◆ TASK STATEMENT ◆
Check each line of the material. Copy those containing "Photorealistic".

◆ DATA EXCERPTS ◆
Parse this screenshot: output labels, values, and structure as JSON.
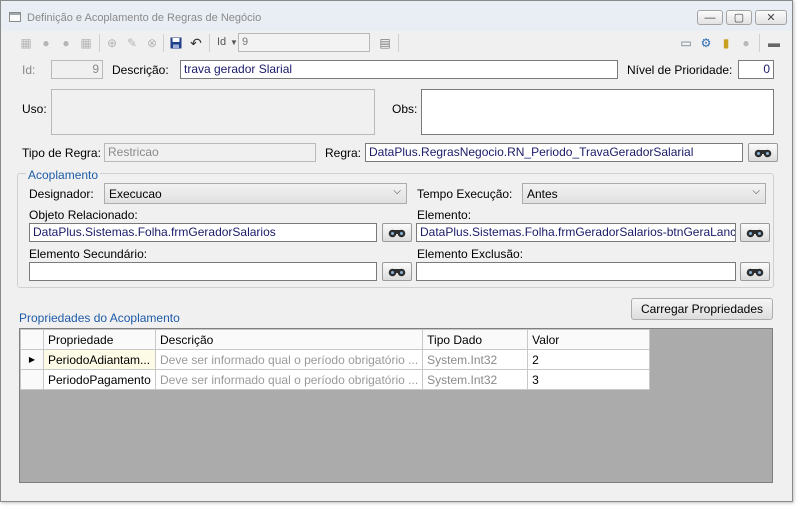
{
  "window": {
    "title": "Definição e Acoplamento de Regras de Negócio",
    "controls": {
      "minimize": "—",
      "maximize": "▢",
      "close": "✕"
    }
  },
  "toolbar": {
    "id_label": "Id",
    "id_value": "9"
  },
  "form": {
    "id_label": "Id:",
    "id_value": "9",
    "descricao_label": "Descrição:",
    "descricao_value": "trava gerador Slarial",
    "prioridade_label": "Nível de Prioridade:",
    "prioridade_value": "0",
    "uso_label": "Uso:",
    "uso_value": "",
    "obs_label": "Obs:",
    "obs_value": "",
    "tipo_regra_label": "Tipo de Regra:",
    "tipo_regra_value": "Restricao",
    "regra_label": "Regra:",
    "regra_value": "DataPlus.RegrasNegocio.RN_Periodo_TravaGeradorSalarial"
  },
  "acoplamento": {
    "legend": "Acoplamento",
    "designador_label": "Designador:",
    "designador_value": "Execucao",
    "tempo_label": "Tempo Execução:",
    "tempo_value": "Antes",
    "objeto_label": "Objeto Relacionado:",
    "objeto_value": "DataPlus.Sistemas.Folha.frmGeradorSalarios",
    "elemento_label": "Elemento:",
    "elemento_value": "DataPlus.Sistemas.Folha.frmGeradorSalarios-btnGeraLancto",
    "elem_secundario_label": "Elemento Secundário:",
    "elem_secundario_value": "",
    "elem_exclusao_label": "Elemento Exclusão:",
    "elem_exclusao_value": ""
  },
  "propriedades": {
    "title": "Propriedades do Acoplamento",
    "load_button": "Carregar Propriedades",
    "columns": [
      "Propriedade",
      "Descrição",
      "Tipo Dado",
      "Valor"
    ],
    "rows": [
      {
        "marker": "▶",
        "propriedade": "PeriodoAdiantam...",
        "descricao": "Deve ser informado qual o período obrigatório ...",
        "tipo": "System.Int32",
        "valor": "2"
      },
      {
        "marker": "",
        "propriedade": "PeriodoPagamento",
        "descricao": "Deve ser informado qual o período obrigatório ...",
        "tipo": "System.Int32",
        "valor": "3"
      }
    ]
  }
}
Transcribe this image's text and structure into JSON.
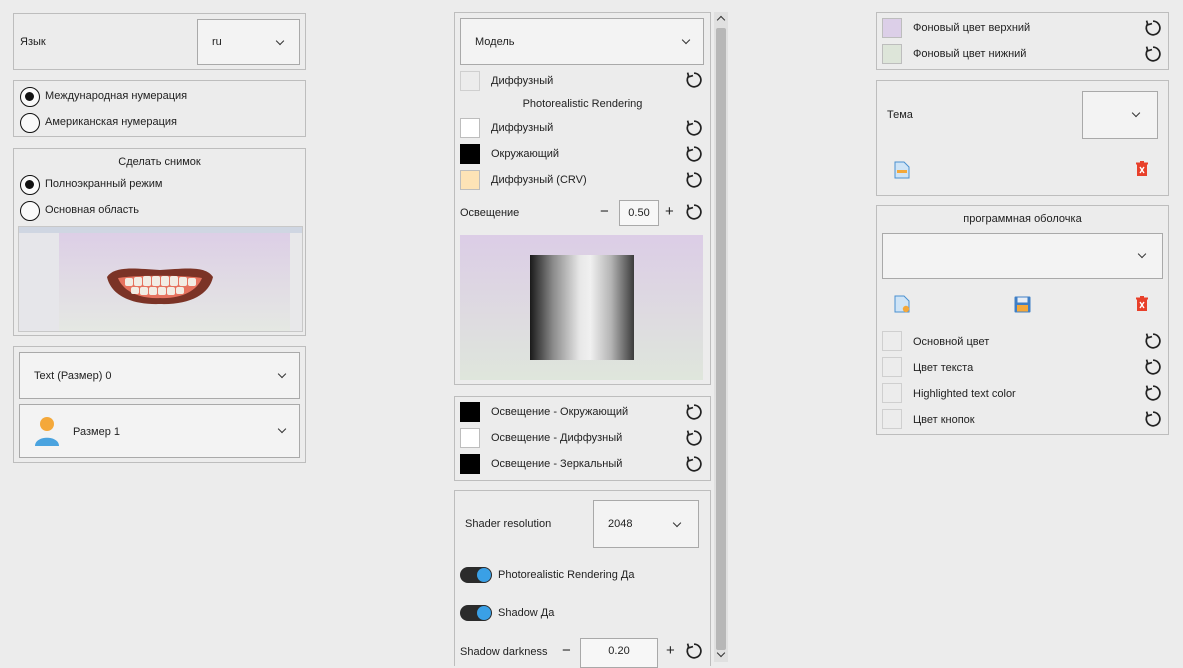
{
  "left": {
    "language_label": "Язык",
    "language_value": "ru",
    "numbering": {
      "options": [
        {
          "label": "Международная нумерация",
          "selected": true
        },
        {
          "label": "Американская нумерация",
          "selected": false
        }
      ]
    },
    "snapshot": {
      "title": "Сделать снимок",
      "options": [
        {
          "label": "Полноэкранный режим",
          "selected": true
        },
        {
          "label": "Основная область",
          "selected": false
        }
      ]
    },
    "text_size_value": "Text (Размер) 0",
    "size_value": "Размер 1"
  },
  "middle": {
    "model_value": "Модель",
    "diffuse_label": "Диффузный",
    "pr_title": "Photorealistic Rendering",
    "pr_colors": [
      {
        "label": "Диффузный",
        "color": "#ffffff"
      },
      {
        "label": "Окружающий",
        "color": "#000000"
      },
      {
        "label": "Диффузный (CRV)",
        "color": "#fde3b6"
      }
    ],
    "lighting_label": "Освещение",
    "lighting_value": "0.50",
    "light_colors": [
      {
        "label": "Освещение - Окружающий",
        "color": "#000000"
      },
      {
        "label": "Освещение - Диффузный",
        "color": "#ffffff"
      },
      {
        "label": "Освещение - Зеркальный",
        "color": "#000000"
      }
    ],
    "shader_label": "Shader resolution",
    "shader_value": "2048",
    "toggle_pr": "Photorealistic Rendering Да",
    "toggle_shadow": "Shadow Да",
    "shadow_label": "Shadow darkness",
    "shadow_value": "0.20",
    "minus": "−",
    "plus": "+"
  },
  "right": {
    "bg_colors": [
      {
        "label": "Фоновый цвет верхний",
        "color": "#dccfe8"
      },
      {
        "label": "Фоновый цвет нижний",
        "color": "#dde5d9"
      }
    ],
    "theme_label": "Тема",
    "shell_title": "программная оболочка",
    "shell_colors": [
      {
        "label": "Основной цвет"
      },
      {
        "label": "Цвет текста"
      },
      {
        "label": "Highlighted text color"
      },
      {
        "label": "Цвет кнопок"
      }
    ]
  },
  "colors": {
    "accent": "#3aa0e6",
    "delete": "#e8402a"
  }
}
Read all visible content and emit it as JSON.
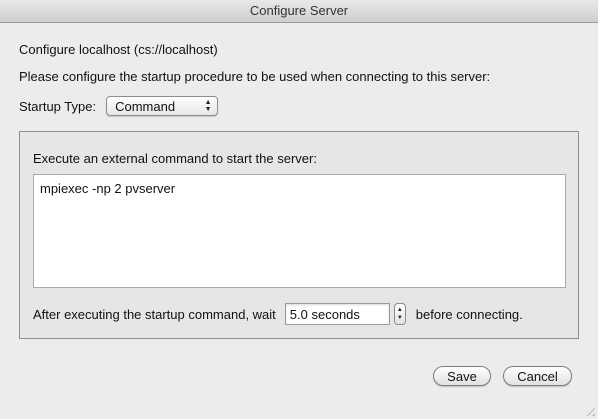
{
  "window": {
    "title": "Configure Server"
  },
  "header": {
    "configure_line": "Configure localhost (cs://localhost)",
    "instruction": "Please configure the startup procedure to be used when connecting to this server:"
  },
  "startup": {
    "label": "Startup Type:",
    "selected": "Command"
  },
  "command_group": {
    "label": "Execute an external command to start the server:",
    "command": "mpiexec -np 2 pvserver",
    "wait_label": "After executing the startup command, wait",
    "wait_value": "5.0 seconds",
    "after_label": "before connecting."
  },
  "buttons": {
    "save": "Save",
    "cancel": "Cancel"
  }
}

◆ RESPONSE ◆
    "pr_title": "Photorealistic Rendering",
    "toggle_pr": "Photorealistic Rendering Да",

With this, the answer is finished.